According to the text below on Oyster Bay's computer outage, how many hard drives did the town remove from its computer work stations?

#### Study text

Oyster Bay’s computer systems were expected to be restored Tuesday after a nearly two-week outage that began with suspicious email activity, a town official said in a statement.
"Today, all systems are coming back online and are currently free of all cyber concerns," Oyster Bay Inspector General Brian Noone said in a statement.
Officials are still trying to determine the cause of the problems, town spokesman Brian Nevin said Tuesday. Noone said an outside contractor continues to run diagnostic scans to determine if data was corrupted.
State Comptroller Thomas DiNapoli’s office said Tuesday it would consider auditing the town’s computer systems.
"We are concerned about the matter in Oyster Bay and are prepared to commit the resources to conduct an IT audit," DiNapoli spokeswoman Tania Lopez wrote in an email.
County Executive Laura Curran on Monday said the outage that began Dec. 3 had been "unacceptable."
Nevin said town email was being restored over Monday and Tuesday and that Oyster Bay had continued to operate during the outage using phones and in-person communication.
Noone said in his statement that the town shut down all computers and applications and disconnected from the internet after "an operational anomaly in the Town’s email system appeared on Friday December 3rd when random emails were sent from Town accounts." That action quarantined all personal computers to protect data while they analyzed possible threats, Noone said.
The town removed 26 hard drives from computer work stations after a review of activity logs uncovered issues that "raised concern," Noone said.
Oyster Bay restored its computer systems while "monitoring logs and systems to capture any potential abnormalities," Noone said, adding that the process may have been slow but that it would put the town in a better position to protect itself against future threats.
The town declined to make Noone available for an interview.
Joel Caminer, director of cybersecurity education at New York University’s Tandon School of Engineering, said Noone’s statement raises questions about what happened but also showed concrete actions taken to address the situation.
"They don’t explicitly say what activity they detected or uncovered in their forensic analysis, so it still raises the question as to exactly what was happening, and by whom," Caminer wrote. "With the increase in ransomware attacks ... it was a prudent decision to disconnect from the internet, shut their systems down, perform additional analysis, and add layers of protection and control before restoring their systems back to production in a managed manner."

########
#### Raw data

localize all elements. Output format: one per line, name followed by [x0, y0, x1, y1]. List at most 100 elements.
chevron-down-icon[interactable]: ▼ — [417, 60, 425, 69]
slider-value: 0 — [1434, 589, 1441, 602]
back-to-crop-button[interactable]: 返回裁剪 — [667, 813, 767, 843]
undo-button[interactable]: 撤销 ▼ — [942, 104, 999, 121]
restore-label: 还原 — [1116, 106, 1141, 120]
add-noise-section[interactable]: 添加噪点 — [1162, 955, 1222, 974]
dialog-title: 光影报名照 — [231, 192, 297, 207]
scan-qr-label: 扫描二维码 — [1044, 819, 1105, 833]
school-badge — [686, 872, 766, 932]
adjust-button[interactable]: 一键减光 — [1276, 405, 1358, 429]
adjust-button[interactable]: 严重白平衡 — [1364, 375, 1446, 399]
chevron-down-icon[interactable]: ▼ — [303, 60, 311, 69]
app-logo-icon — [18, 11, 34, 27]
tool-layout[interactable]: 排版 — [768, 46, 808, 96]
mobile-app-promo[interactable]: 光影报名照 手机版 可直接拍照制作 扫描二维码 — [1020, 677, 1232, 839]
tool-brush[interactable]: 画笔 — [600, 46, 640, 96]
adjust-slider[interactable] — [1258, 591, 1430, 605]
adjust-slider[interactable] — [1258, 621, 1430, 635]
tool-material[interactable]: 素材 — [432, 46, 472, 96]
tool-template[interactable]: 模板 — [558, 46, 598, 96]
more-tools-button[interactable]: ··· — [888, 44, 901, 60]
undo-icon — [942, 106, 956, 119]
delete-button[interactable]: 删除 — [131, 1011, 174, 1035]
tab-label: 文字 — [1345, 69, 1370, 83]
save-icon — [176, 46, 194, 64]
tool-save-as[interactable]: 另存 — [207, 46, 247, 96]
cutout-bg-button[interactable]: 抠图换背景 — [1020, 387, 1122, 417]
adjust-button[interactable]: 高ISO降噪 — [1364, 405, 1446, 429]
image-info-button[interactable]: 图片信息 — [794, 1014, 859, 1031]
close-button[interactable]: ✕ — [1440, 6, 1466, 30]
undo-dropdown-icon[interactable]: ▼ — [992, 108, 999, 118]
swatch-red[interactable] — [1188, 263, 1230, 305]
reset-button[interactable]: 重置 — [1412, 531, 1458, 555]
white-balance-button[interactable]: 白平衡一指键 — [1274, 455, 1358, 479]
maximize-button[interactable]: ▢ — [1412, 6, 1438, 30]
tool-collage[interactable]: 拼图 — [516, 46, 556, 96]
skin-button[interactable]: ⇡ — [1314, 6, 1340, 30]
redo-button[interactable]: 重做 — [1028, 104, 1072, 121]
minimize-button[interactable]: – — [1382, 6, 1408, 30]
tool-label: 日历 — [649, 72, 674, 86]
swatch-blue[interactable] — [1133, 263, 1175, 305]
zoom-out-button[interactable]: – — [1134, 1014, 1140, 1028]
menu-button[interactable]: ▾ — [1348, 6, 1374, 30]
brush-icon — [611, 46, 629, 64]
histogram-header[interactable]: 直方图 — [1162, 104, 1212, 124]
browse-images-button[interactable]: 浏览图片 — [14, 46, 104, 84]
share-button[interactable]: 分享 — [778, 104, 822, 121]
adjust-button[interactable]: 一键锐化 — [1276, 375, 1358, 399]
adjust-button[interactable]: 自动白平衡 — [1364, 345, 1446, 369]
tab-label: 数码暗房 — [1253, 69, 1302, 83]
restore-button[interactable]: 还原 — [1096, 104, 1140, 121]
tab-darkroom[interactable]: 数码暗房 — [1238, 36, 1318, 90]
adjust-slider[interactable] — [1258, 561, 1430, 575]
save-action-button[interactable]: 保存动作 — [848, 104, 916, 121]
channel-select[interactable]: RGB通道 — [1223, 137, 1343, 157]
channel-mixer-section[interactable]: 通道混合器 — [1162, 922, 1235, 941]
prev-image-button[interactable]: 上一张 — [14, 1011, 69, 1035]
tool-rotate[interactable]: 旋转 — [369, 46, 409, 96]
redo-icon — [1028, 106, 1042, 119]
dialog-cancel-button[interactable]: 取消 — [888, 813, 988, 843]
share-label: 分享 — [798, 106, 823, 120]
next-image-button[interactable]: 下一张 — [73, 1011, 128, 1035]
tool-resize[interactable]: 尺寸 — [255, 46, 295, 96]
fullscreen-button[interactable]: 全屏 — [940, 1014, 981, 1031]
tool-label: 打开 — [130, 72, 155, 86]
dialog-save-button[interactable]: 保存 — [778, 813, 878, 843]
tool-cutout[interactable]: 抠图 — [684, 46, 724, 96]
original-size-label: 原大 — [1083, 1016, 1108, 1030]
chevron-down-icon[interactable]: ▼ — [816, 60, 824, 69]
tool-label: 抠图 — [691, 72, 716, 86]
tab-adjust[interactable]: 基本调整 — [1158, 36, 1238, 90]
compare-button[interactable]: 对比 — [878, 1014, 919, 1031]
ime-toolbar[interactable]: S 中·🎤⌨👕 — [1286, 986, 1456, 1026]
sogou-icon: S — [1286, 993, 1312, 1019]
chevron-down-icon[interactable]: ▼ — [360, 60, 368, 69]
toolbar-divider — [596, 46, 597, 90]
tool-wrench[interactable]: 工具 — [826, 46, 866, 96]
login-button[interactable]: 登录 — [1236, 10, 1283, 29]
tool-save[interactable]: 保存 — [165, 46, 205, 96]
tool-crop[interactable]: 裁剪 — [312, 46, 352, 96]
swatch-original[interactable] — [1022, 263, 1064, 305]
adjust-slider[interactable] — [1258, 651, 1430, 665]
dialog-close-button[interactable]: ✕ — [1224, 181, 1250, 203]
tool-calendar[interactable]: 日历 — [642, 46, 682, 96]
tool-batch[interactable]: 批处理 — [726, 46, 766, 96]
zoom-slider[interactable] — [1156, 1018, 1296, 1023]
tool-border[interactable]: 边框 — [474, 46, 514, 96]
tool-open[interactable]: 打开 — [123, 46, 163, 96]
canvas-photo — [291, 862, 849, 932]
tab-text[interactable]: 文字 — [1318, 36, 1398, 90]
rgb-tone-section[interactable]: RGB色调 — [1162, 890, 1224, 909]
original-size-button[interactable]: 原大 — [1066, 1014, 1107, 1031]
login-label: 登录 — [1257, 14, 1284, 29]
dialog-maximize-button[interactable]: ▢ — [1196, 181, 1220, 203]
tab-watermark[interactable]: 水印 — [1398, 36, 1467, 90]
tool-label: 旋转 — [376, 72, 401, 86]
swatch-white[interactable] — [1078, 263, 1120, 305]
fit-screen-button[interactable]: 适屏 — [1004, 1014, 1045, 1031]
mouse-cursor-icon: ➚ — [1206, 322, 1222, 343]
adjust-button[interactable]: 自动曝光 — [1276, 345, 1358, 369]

########

▶ _Solution_
The town removed 26 hard drives.